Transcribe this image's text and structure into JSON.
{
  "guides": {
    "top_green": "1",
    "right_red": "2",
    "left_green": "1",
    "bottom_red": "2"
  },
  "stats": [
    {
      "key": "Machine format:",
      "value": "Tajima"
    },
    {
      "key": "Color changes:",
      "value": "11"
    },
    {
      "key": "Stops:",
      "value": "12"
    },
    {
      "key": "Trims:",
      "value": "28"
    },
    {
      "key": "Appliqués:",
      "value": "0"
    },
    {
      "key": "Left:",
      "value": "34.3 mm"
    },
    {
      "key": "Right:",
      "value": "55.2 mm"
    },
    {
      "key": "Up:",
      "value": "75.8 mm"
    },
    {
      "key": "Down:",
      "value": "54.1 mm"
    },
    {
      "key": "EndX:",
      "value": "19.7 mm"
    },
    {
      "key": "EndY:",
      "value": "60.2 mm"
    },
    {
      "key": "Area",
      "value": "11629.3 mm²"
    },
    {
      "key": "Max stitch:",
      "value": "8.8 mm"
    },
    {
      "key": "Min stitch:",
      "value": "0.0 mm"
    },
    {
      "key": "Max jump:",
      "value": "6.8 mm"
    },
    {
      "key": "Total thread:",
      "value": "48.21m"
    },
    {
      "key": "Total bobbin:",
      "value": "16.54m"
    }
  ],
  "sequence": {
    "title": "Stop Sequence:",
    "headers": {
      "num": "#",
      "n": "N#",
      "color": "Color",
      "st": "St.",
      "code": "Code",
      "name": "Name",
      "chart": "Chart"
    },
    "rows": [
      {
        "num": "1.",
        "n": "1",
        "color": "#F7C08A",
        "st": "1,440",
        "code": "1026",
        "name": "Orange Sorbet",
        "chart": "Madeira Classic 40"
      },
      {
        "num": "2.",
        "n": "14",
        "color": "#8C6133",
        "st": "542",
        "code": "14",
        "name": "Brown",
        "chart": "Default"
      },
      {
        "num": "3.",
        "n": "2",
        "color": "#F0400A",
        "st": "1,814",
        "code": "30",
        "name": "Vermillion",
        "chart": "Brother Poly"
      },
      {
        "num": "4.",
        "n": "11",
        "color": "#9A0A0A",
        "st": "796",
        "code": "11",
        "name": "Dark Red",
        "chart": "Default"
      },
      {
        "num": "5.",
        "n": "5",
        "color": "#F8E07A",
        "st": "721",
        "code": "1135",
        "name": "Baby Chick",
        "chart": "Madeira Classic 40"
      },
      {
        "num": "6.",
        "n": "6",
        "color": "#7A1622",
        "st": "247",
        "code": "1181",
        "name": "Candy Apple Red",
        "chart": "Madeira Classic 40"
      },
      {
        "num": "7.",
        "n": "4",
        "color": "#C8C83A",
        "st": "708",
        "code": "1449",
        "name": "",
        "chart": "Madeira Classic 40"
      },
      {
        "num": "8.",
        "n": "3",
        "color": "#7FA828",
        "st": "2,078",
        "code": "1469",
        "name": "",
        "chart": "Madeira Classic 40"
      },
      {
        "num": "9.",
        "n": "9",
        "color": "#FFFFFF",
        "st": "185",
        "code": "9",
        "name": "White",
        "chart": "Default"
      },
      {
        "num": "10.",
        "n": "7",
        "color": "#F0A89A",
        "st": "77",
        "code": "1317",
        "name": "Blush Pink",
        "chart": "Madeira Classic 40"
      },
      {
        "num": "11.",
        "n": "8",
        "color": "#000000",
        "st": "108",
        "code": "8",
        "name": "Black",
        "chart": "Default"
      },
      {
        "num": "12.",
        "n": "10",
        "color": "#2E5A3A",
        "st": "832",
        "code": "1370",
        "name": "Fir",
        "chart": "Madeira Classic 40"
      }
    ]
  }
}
____
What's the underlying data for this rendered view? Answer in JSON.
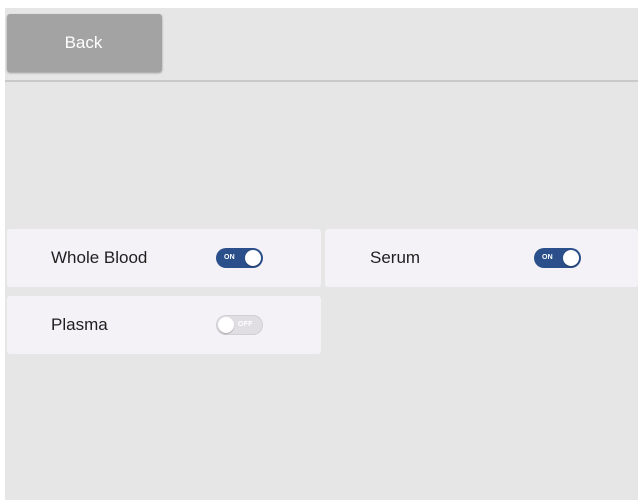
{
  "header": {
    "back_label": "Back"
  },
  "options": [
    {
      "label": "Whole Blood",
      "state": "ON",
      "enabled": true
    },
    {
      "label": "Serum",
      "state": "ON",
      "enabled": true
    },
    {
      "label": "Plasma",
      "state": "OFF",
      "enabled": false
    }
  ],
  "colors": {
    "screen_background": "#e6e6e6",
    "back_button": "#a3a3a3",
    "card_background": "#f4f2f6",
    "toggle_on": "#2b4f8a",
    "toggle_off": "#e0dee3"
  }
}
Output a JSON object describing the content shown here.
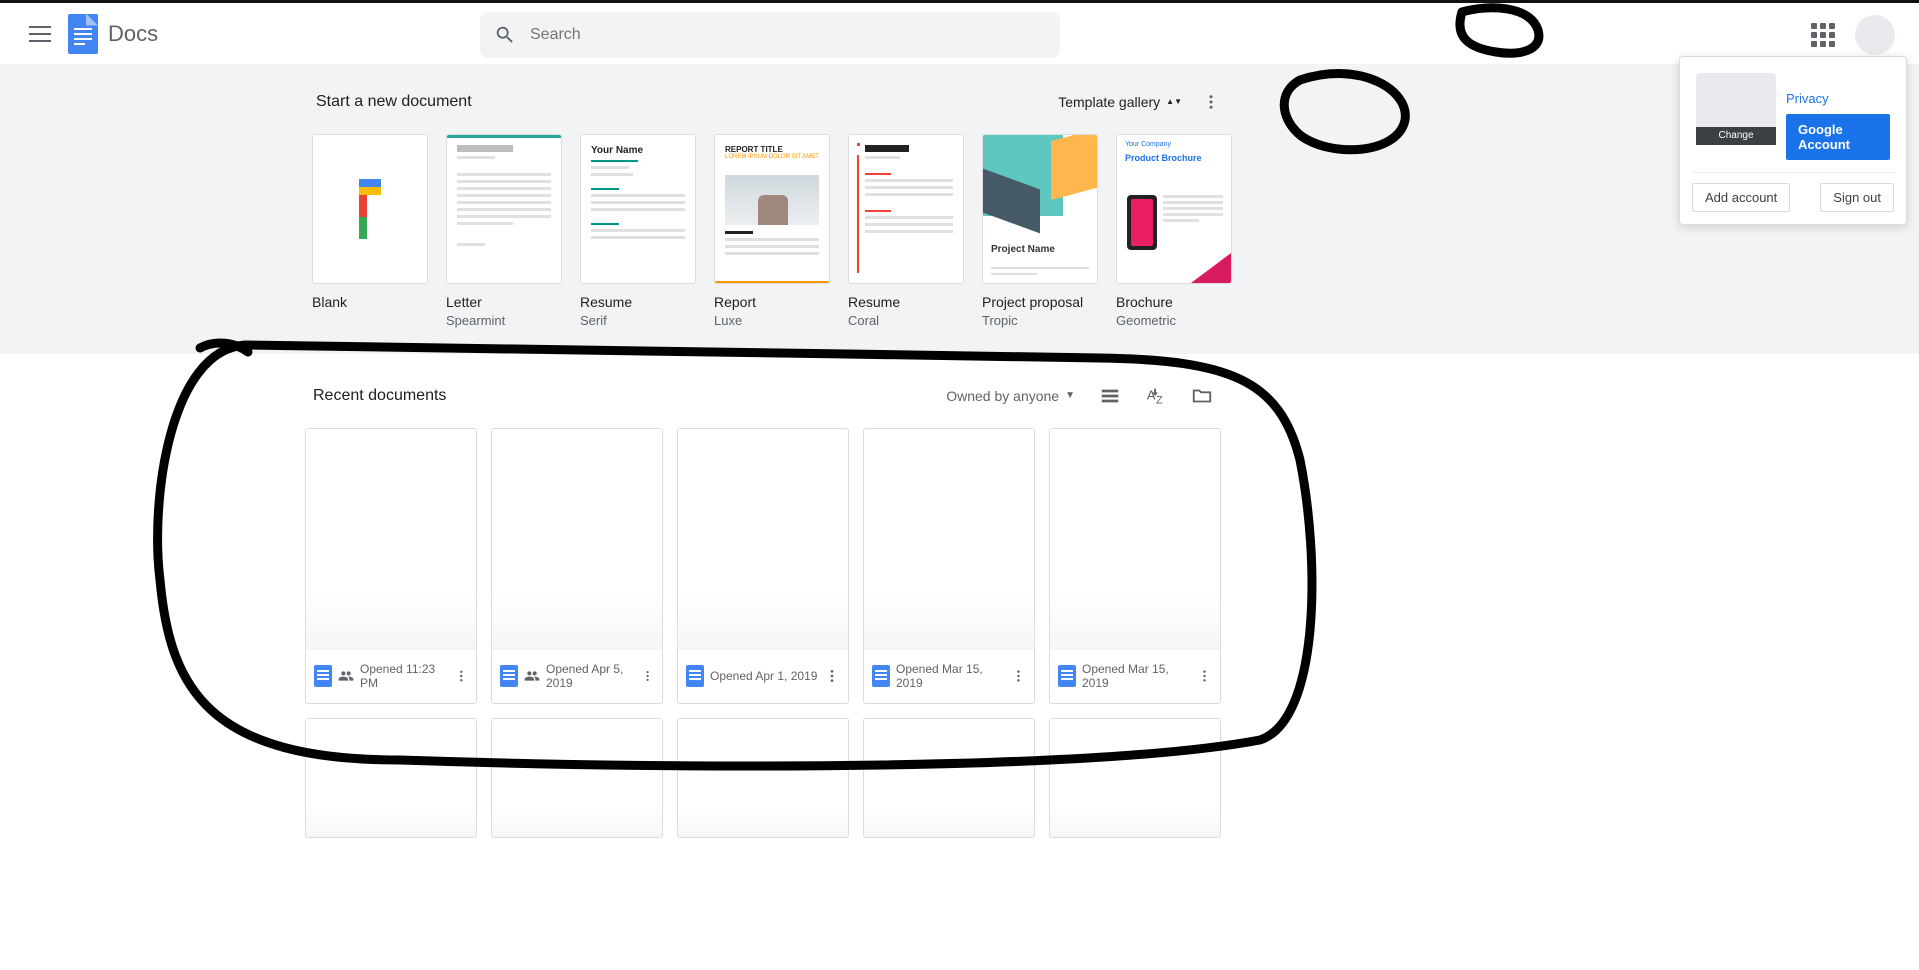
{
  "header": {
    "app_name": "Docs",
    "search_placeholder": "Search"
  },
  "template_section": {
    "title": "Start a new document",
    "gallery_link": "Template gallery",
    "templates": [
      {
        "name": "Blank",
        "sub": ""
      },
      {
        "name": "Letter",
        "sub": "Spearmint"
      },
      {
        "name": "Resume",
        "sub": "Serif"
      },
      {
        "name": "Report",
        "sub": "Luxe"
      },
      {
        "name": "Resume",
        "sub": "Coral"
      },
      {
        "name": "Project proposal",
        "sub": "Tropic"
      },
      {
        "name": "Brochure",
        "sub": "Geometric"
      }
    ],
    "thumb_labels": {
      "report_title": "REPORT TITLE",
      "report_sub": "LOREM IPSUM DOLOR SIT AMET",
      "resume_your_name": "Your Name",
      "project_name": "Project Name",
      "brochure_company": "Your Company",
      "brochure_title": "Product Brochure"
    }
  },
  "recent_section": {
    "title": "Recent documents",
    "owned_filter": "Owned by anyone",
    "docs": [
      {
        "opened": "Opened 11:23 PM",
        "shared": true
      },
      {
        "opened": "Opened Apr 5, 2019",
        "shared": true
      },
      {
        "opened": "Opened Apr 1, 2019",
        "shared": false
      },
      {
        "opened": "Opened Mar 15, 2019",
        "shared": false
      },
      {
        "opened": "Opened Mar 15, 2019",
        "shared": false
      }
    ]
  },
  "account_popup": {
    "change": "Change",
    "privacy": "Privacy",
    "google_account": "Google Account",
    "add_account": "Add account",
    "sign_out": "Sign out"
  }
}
____
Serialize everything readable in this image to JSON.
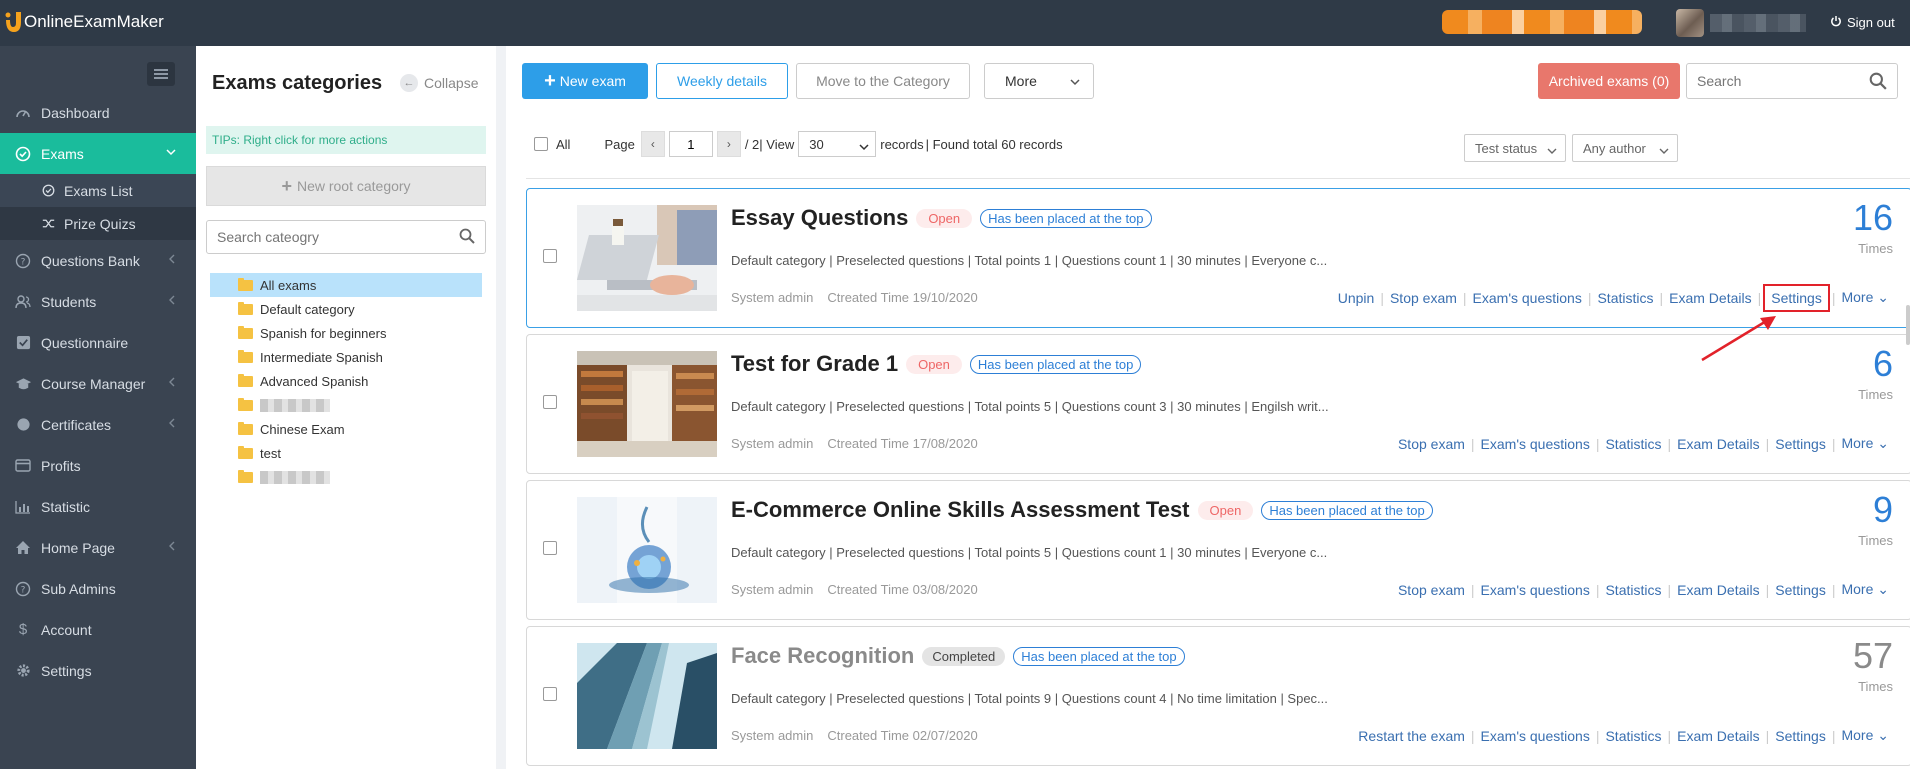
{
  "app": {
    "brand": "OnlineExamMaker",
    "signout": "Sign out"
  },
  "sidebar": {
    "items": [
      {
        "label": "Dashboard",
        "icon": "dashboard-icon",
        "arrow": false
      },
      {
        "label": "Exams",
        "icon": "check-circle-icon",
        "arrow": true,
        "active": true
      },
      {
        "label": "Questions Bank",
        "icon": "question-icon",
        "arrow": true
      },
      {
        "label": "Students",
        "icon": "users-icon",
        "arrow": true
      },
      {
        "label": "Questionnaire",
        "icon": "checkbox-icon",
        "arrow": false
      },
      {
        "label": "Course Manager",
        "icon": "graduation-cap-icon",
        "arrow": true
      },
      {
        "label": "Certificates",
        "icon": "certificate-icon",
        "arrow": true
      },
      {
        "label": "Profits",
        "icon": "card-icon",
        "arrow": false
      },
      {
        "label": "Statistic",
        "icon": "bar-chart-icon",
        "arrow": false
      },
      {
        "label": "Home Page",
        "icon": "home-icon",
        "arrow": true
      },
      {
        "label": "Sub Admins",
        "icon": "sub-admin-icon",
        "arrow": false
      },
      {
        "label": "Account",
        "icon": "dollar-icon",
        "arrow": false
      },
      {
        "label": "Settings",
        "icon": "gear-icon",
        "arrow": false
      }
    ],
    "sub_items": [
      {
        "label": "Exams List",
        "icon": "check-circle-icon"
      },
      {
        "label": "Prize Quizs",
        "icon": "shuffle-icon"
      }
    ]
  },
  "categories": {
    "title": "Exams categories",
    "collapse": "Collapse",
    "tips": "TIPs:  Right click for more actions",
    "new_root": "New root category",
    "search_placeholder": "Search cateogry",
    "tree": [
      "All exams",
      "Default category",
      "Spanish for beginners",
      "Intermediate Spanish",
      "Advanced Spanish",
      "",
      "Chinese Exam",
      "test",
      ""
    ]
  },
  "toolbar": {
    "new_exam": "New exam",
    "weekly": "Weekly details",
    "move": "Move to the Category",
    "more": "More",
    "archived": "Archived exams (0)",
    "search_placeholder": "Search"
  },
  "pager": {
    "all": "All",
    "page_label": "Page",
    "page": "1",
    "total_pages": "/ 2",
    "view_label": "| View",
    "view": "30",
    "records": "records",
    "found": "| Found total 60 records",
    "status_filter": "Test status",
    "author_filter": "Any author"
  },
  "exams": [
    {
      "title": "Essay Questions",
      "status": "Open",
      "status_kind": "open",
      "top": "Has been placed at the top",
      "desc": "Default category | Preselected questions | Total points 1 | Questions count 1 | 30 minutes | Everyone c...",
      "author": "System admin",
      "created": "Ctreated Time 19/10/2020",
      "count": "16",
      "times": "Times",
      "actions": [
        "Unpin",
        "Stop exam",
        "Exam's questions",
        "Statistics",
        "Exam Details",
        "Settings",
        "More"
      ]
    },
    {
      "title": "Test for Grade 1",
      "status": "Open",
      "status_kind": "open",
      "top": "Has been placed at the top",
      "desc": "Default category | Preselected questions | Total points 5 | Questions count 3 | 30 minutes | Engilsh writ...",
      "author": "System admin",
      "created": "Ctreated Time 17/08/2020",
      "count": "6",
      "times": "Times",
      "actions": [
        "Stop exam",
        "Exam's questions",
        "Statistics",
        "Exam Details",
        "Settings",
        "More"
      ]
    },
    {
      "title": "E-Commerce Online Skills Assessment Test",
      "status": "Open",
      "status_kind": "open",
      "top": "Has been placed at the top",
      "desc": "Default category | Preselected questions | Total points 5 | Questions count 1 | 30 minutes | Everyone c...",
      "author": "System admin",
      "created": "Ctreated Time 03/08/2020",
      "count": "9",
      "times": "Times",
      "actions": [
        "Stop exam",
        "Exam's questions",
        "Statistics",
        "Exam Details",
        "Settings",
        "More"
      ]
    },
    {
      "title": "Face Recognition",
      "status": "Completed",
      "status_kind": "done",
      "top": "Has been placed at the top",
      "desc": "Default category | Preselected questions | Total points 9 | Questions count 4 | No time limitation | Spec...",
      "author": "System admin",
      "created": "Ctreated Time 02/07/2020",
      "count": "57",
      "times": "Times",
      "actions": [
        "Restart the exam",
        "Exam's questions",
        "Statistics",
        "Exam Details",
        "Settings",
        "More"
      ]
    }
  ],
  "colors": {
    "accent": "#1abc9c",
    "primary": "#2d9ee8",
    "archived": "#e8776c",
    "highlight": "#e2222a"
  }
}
____
• [WHAT YOU HAVE TO DO] From the entries above, copy every line where the word "points" shows up.

• [EXERCISE ANSWER]
      "desc": "Default category | Preselected questions | Total points 1 | Questions count 1 | 30 minutes | Everyone c...",
      "desc": "Default category | Preselected questions | Total points 5 | Questions count 3 | 30 minutes | Engilsh writ...",
      "desc": "Default category | Preselected questions | Total points 5 | Questions count 1 | 30 minutes | Everyone c...",
      "desc": "Default category | Preselected questions | Total points 9 | Questions count 4 | No time limitation | Spec...",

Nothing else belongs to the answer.